◆ EXERCISE REQUIREMENTS: Tally the lines in the listing below that contain "Streams" and report the tally alone.

◆ MATERIAL:
----------

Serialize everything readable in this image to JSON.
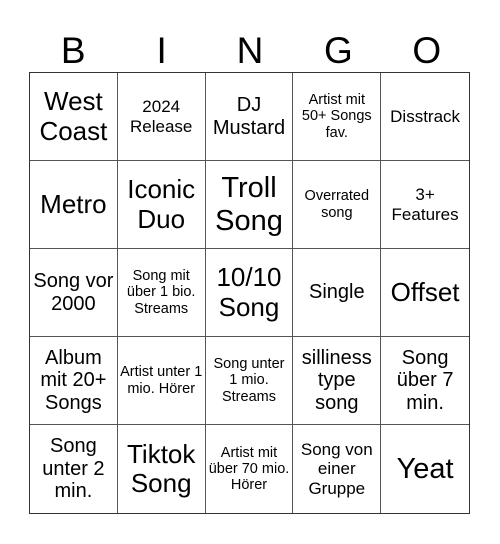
{
  "header": [
    "B",
    "I",
    "N",
    "G",
    "O"
  ],
  "cells": [
    {
      "text": "West Coast",
      "size": "s-l"
    },
    {
      "text": "2024 Release",
      "size": "s-s"
    },
    {
      "text": "DJ Mustard",
      "size": "s-m"
    },
    {
      "text": "Artist mit 50+ Songs fav.",
      "size": "s-xs"
    },
    {
      "text": "Disstrack",
      "size": "s-s"
    },
    {
      "text": "Metro",
      "size": "s-l"
    },
    {
      "text": "Iconic Duo",
      "size": "s-l"
    },
    {
      "text": "Troll Song",
      "size": "s-xl"
    },
    {
      "text": "Overrated song",
      "size": "s-xs"
    },
    {
      "text": "3+ Features",
      "size": "s-s"
    },
    {
      "text": "Song vor 2000",
      "size": "s-m"
    },
    {
      "text": "Song mit über 1 bio. Streams",
      "size": "s-xs"
    },
    {
      "text": "10/10 Song",
      "size": "s-l"
    },
    {
      "text": "Single",
      "size": "s-m"
    },
    {
      "text": "Offset",
      "size": "s-l"
    },
    {
      "text": "Album mit 20+ Songs",
      "size": "s-m"
    },
    {
      "text": "Artist unter 1 mio. Hörer",
      "size": "s-xs"
    },
    {
      "text": "Song unter 1 mio. Streams",
      "size": "s-xs"
    },
    {
      "text": "silliness type song",
      "size": "s-m"
    },
    {
      "text": "Song über 7 min.",
      "size": "s-m"
    },
    {
      "text": "Song unter 2 min.",
      "size": "s-m"
    },
    {
      "text": "Tiktok Song",
      "size": "s-l"
    },
    {
      "text": "Artist mit über 70 mio. Hörer",
      "size": "s-xs"
    },
    {
      "text": "Song von einer Gruppe",
      "size": "s-s"
    },
    {
      "text": "Yeat",
      "size": "s-xl"
    }
  ]
}
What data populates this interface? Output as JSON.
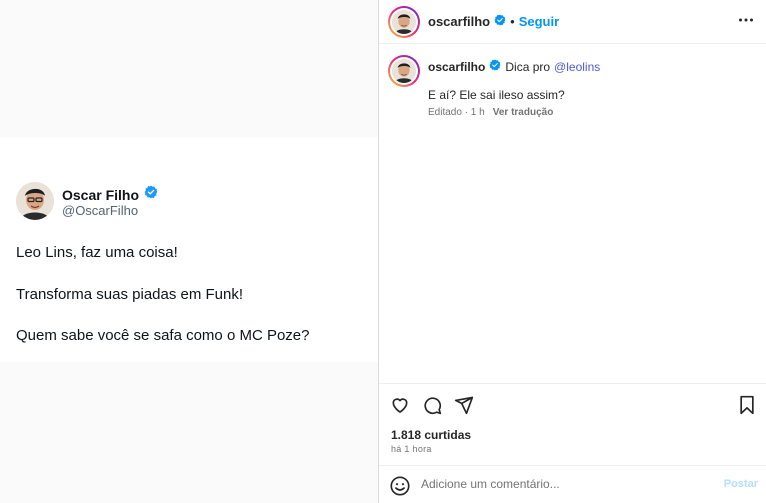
{
  "tweet": {
    "name": "Oscar Filho",
    "handle": "@OscarFilho",
    "lines": [
      "Leo Lins, faz uma coisa!",
      "Transforma suas piadas em Funk!",
      "Quem sabe você se safa como o MC Poze?"
    ]
  },
  "post_header": {
    "username": "oscarfilho",
    "separator": "•",
    "follow_label": "Seguir",
    "more_label": "•••"
  },
  "caption": {
    "username": "oscarfilho",
    "prefix": "Dica pro",
    "mention": "@leolins",
    "text": "E aí? Ele sai ileso assim?",
    "edited": "Editado · 1 h",
    "translate": "Ver tradução"
  },
  "engagement": {
    "likes": "1.818 curtidas",
    "time": "há 1 hora"
  },
  "comment": {
    "placeholder": "Adicione um comentário...",
    "post_label": "Postar"
  },
  "icons": {
    "like": "heart-icon",
    "comment": "comment-icon",
    "share": "share-icon",
    "save": "bookmark-icon",
    "emoji": "emoji-icon",
    "verified": "verified-badge-icon"
  },
  "colors": {
    "accent": "#0095f6",
    "mention": "#4f5bd5",
    "verified": "#1d9bf0"
  }
}
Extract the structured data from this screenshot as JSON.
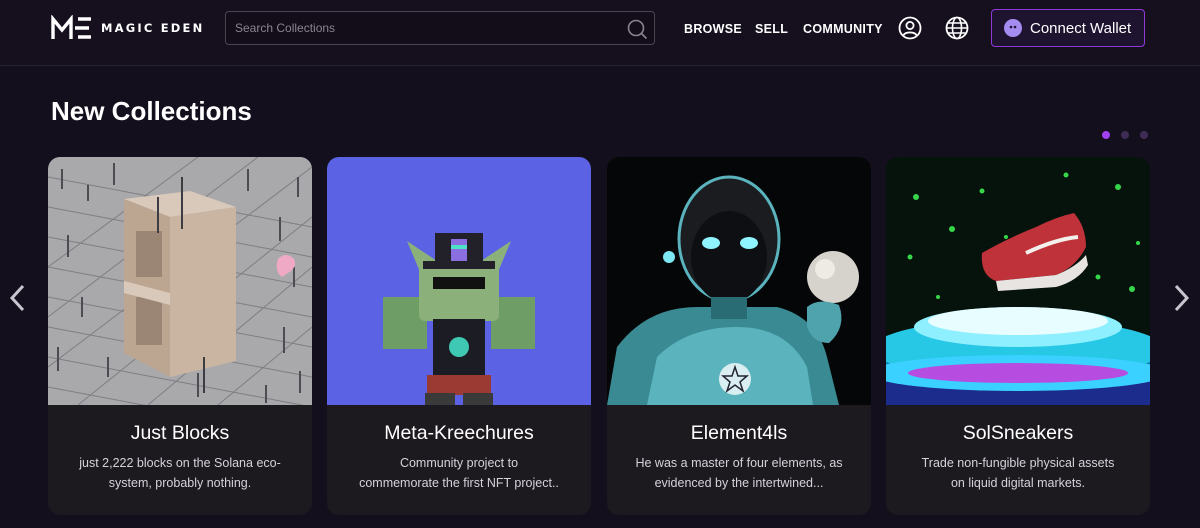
{
  "brand": {
    "name": "MAGIC EDEN"
  },
  "search": {
    "placeholder": "Search Collections"
  },
  "nav": {
    "browse": "BROWSE",
    "sell": "SELL",
    "community": "COMMUNITY"
  },
  "header_icons": [
    "user-circle-icon",
    "globe-icon"
  ],
  "connect_wallet": {
    "label": "Connect Wallet"
  },
  "section": {
    "title": "New Collections"
  },
  "carousel": {
    "pages": 3,
    "active_page": 1
  },
  "collections": [
    {
      "title": "Just Blocks",
      "desc_line1": "just 2,222 blocks on the Solana eco-",
      "desc_line2": "system, probably nothing."
    },
    {
      "title": "Meta-Kreechures",
      "desc_line1": "Community project to",
      "desc_line2": "commemorate the first NFT project.."
    },
    {
      "title": "Element4ls",
      "desc_line1": "He was a master of four elements, as",
      "desc_line2": "evidenced by the intertwined..."
    },
    {
      "title": "SolSneakers",
      "desc_line1": "Trade non-fungible physical assets",
      "desc_line2": "on liquid digital markets."
    }
  ],
  "colors": {
    "background": "#140f1c",
    "accent": "#a040f0",
    "card": "#1c1a1f"
  }
}
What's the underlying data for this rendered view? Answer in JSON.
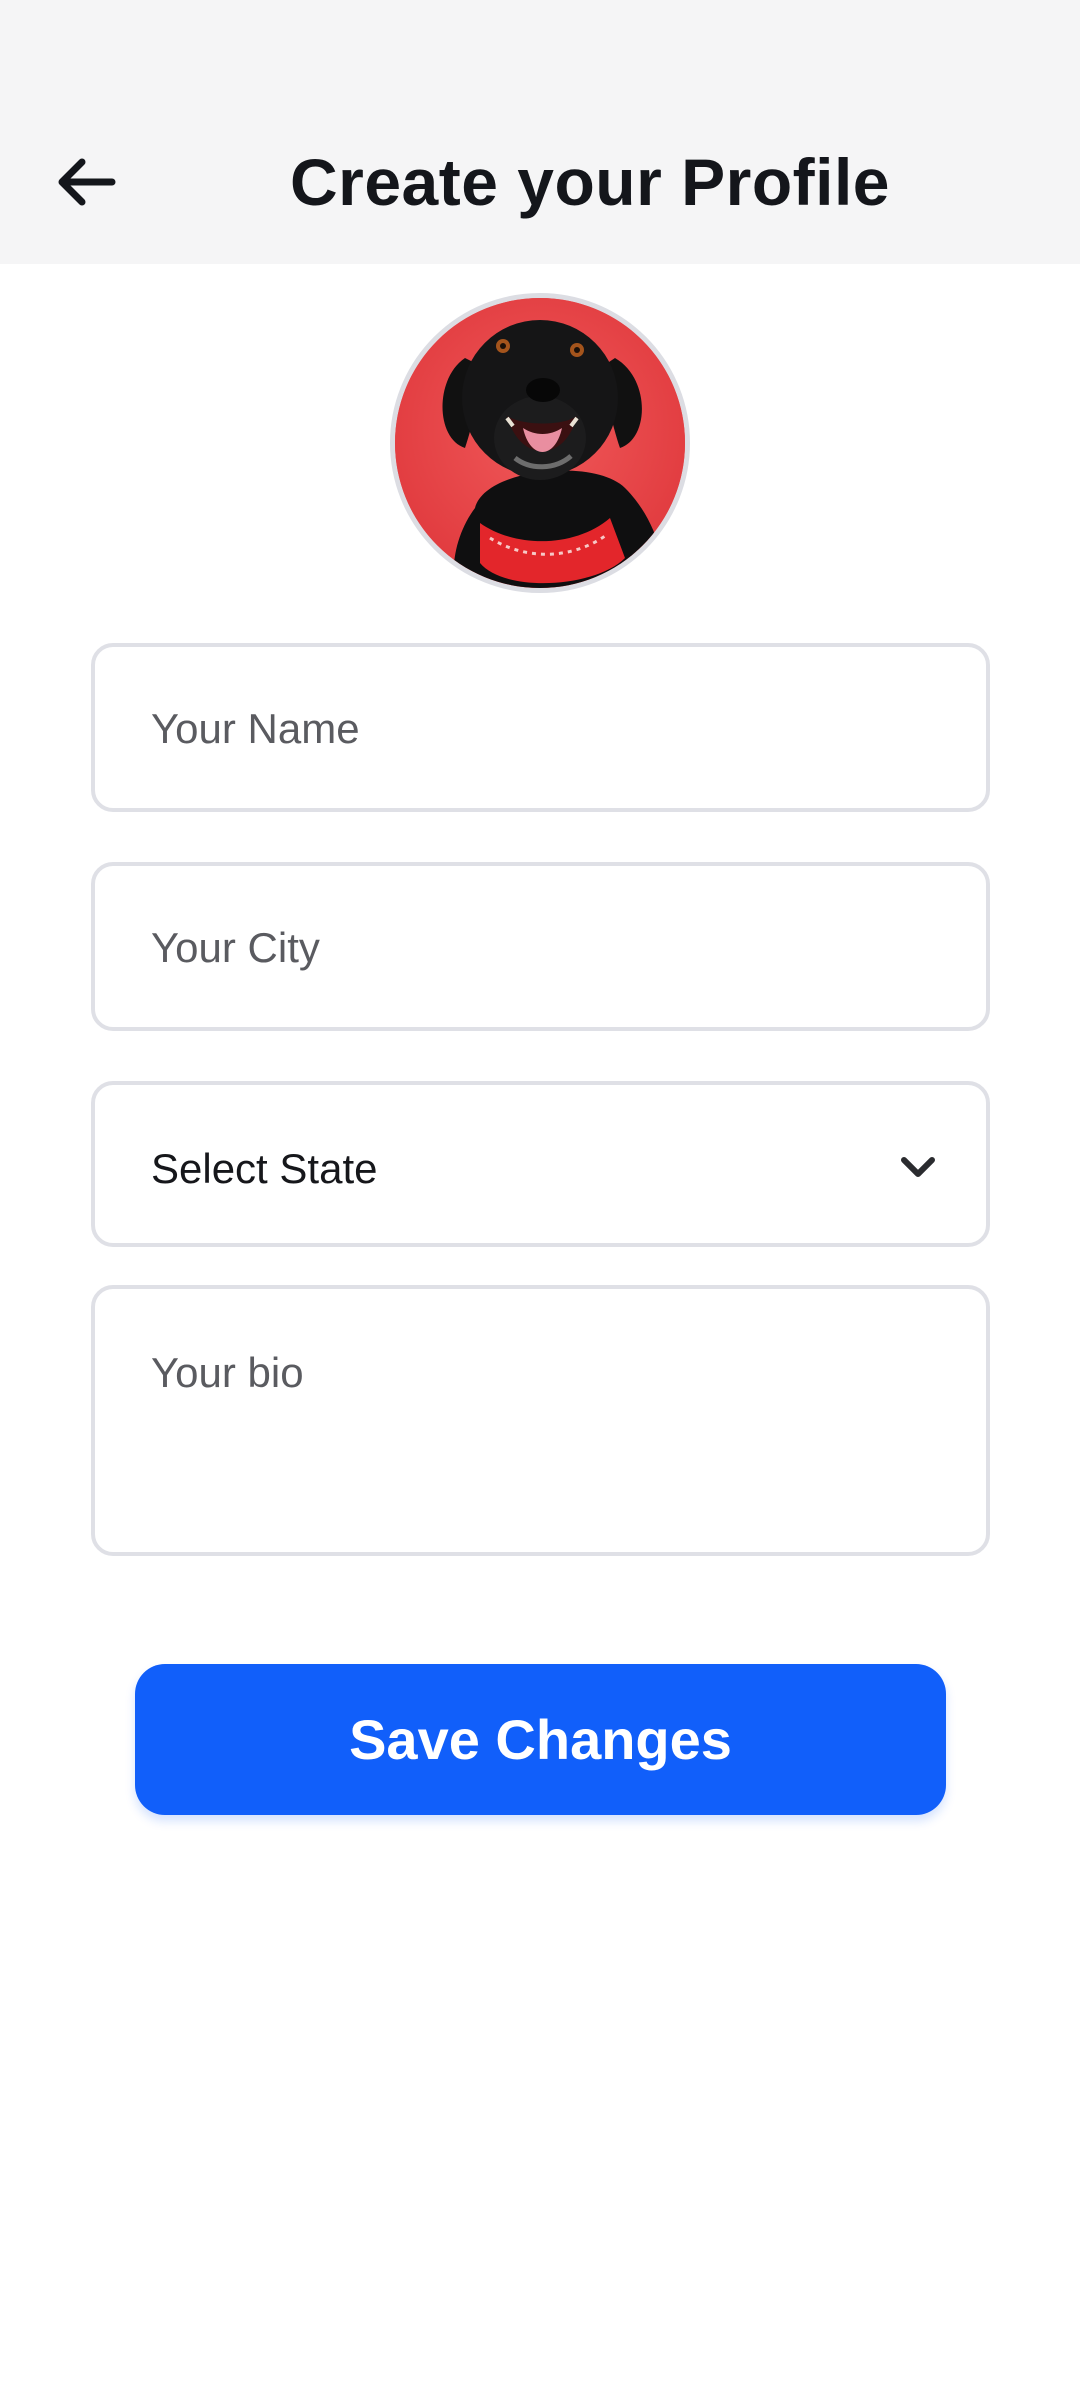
{
  "header": {
    "title": "Create your Profile",
    "back_icon": "arrow-left-icon",
    "background": "#f5f5f6"
  },
  "avatar": {
    "description_icon": "dog-avatar",
    "background": "#e94c4e"
  },
  "form": {
    "name_placeholder": "Your Name",
    "city_placeholder": "Your City",
    "state_selected": "Select State",
    "state_icon": "chevron-down-icon",
    "bio_placeholder": "Your bio"
  },
  "actions": {
    "save_label": "Save Changes",
    "accent": "#115ffa"
  }
}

----------

◆ PROBLEM SOLUTION: 2